Given exercise: Tell how many lines in the data below hold the string "Load"; give nothing but the number.

(Stored items)
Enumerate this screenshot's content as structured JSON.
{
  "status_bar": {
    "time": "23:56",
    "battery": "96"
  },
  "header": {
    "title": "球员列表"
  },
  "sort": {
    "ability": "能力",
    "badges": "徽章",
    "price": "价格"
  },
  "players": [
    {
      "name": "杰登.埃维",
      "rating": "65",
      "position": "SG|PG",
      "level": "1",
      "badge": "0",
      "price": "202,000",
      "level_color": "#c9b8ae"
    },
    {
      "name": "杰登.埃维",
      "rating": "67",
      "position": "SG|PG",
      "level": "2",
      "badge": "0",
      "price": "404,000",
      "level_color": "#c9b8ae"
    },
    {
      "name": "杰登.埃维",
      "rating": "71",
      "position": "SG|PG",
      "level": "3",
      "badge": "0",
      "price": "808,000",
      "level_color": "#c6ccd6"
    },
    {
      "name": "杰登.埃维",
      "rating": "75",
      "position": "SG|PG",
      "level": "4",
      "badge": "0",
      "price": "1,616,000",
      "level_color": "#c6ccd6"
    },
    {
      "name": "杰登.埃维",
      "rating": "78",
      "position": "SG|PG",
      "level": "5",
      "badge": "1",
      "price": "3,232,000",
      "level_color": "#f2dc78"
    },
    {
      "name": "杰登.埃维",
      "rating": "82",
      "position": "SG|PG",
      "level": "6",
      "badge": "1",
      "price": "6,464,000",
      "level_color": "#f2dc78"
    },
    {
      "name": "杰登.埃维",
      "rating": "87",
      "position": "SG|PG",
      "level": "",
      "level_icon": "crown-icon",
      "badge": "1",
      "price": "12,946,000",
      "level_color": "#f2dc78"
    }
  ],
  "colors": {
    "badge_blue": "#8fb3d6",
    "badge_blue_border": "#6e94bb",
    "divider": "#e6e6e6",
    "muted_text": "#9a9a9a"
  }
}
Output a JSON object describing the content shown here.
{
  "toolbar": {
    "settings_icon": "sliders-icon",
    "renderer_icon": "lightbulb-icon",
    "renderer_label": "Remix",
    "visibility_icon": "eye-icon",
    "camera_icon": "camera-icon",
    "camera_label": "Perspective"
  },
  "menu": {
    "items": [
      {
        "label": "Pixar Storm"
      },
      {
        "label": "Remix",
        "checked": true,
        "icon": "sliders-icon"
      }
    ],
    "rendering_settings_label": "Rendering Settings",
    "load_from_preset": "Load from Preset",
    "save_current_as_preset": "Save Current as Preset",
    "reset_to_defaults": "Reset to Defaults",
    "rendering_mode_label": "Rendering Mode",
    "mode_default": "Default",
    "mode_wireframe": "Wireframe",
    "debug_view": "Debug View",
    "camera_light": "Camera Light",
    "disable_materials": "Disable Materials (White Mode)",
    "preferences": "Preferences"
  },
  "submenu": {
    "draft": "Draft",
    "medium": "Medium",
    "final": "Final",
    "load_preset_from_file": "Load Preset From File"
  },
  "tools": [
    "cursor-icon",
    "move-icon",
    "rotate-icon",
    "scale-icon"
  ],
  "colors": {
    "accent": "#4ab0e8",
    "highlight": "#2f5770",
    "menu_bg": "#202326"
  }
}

The completed task: 2